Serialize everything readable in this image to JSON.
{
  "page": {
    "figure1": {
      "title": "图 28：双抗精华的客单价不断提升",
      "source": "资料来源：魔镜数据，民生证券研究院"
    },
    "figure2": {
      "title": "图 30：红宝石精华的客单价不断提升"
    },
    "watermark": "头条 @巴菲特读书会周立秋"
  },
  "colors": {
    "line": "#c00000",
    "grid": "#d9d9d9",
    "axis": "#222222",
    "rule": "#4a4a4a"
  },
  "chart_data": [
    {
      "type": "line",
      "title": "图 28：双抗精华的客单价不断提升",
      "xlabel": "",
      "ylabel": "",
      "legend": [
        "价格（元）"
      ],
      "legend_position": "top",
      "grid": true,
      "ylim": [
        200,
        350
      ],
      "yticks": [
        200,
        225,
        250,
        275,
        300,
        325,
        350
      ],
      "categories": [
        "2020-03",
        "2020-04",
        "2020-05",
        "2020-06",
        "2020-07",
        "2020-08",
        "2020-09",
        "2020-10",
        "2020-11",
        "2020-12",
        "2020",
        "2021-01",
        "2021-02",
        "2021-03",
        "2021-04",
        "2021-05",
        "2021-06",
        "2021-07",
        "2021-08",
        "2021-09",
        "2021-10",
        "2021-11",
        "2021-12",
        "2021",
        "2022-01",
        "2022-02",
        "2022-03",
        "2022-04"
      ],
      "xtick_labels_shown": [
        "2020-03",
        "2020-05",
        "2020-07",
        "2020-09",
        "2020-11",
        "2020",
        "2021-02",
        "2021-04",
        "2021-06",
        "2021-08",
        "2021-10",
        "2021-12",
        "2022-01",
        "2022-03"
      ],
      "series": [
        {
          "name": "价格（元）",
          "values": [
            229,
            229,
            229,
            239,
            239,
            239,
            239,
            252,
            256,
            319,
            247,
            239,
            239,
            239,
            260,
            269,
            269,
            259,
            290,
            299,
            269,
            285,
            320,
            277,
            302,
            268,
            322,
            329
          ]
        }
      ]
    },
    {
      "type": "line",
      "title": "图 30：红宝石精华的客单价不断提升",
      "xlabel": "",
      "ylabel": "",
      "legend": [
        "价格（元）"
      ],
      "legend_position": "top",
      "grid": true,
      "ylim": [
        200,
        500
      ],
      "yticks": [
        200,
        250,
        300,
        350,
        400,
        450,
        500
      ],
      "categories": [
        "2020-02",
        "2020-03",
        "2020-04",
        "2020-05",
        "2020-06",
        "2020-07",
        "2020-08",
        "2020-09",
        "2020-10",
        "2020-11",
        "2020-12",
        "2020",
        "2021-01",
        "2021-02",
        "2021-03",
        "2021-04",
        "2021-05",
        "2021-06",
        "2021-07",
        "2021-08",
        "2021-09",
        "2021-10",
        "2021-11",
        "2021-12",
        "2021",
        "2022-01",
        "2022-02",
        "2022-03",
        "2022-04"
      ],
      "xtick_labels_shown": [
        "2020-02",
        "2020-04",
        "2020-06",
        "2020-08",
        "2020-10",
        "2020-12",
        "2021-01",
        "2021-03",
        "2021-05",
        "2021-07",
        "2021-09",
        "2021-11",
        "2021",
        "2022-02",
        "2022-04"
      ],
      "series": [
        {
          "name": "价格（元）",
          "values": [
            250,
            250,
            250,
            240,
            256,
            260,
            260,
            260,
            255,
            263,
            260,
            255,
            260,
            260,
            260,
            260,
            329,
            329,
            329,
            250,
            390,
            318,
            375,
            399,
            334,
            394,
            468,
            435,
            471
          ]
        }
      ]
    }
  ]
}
★ ★ ★ ★
Transcribe the full listing above without leaving anything out.

Serialize everything readable in this image to JSON.
{
  "page": {
    "figure1": {
      "title": "图 28：双抗精华的客单价不断提升",
      "source": "资料来源：魔镜数据，民生证券研究院"
    },
    "figure2": {
      "title": "图 30：红宝石精华的客单价不断提升"
    },
    "watermark": "头条 @巴菲特读书会周立秋"
  },
  "colors": {
    "line": "#c00000",
    "grid": "#d9d9d9",
    "axis": "#222222",
    "rule": "#4a4a4a"
  },
  "chart_data": [
    {
      "type": "line",
      "title": "图 28：双抗精华的客单价不断提升",
      "xlabel": "",
      "ylabel": "",
      "legend": [
        "价格（元）"
      ],
      "legend_position": "top",
      "grid": true,
      "ylim": [
        200,
        350
      ],
      "yticks": [
        200,
        225,
        250,
        275,
        300,
        325,
        350
      ],
      "categories": [
        "2020-03",
        "2020-04",
        "2020-05",
        "2020-06",
        "2020-07",
        "2020-08",
        "2020-09",
        "2020-10",
        "2020-11",
        "2020-12",
        "2020",
        "2021-01",
        "2021-02",
        "2021-03",
        "2021-04",
        "2021-05",
        "2021-06",
        "2021-07",
        "2021-08",
        "2021-09",
        "2021-10",
        "2021-11",
        "2021-12",
        "2021",
        "2022-01",
        "2022-02",
        "2022-03",
        "2022-04"
      ],
      "xtick_labels_shown": [
        "2020-03",
        "2020-05",
        "2020-07",
        "2020-09",
        "2020-11",
        "2020",
        "2021-02",
        "2021-04",
        "2021-06",
        "2021-08",
        "2021-10",
        "2021-12",
        "2022-01",
        "2022-03"
      ],
      "series": [
        {
          "name": "价格（元）",
          "values": [
            229,
            229,
            229,
            239,
            239,
            239,
            239,
            252,
            256,
            319,
            247,
            239,
            239,
            239,
            260,
            269,
            269,
            259,
            290,
            299,
            269,
            285,
            320,
            277,
            302,
            268,
            322,
            329
          ]
        }
      ]
    },
    {
      "type": "line",
      "title": "图 30：红宝石精华的客单价不断提升",
      "xlabel": "",
      "ylabel": "",
      "legend": [
        "价格（元）"
      ],
      "legend_position": "top",
      "grid": true,
      "ylim": [
        200,
        500
      ],
      "yticks": [
        200,
        250,
        300,
        350,
        400,
        450,
        500
      ],
      "categories": [
        "2020-02",
        "2020-03",
        "2020-04",
        "2020-05",
        "2020-06",
        "2020-07",
        "2020-08",
        "2020-09",
        "2020-10",
        "2020-11",
        "2020-12",
        "2020",
        "2021-01",
        "2021-02",
        "2021-03",
        "2021-04",
        "2021-05",
        "2021-06",
        "2021-07",
        "2021-08",
        "2021-09",
        "2021-10",
        "2021-11",
        "2021-12",
        "2021",
        "2022-01",
        "2022-02",
        "2022-03",
        "2022-04"
      ],
      "xtick_labels_shown": [
        "2020-02",
        "2020-04",
        "2020-06",
        "2020-08",
        "2020-10",
        "2020-12",
        "2021-01",
        "2021-03",
        "2021-05",
        "2021-07",
        "2021-09",
        "2021-11",
        "2021",
        "2022-02",
        "2022-04"
      ],
      "series": [
        {
          "name": "价格（元）",
          "values": [
            250,
            250,
            250,
            240,
            256,
            260,
            260,
            260,
            255,
            263,
            260,
            255,
            260,
            260,
            260,
            260,
            329,
            329,
            329,
            250,
            390,
            318,
            375,
            399,
            334,
            394,
            468,
            435,
            471
          ]
        }
      ]
    }
  ]
}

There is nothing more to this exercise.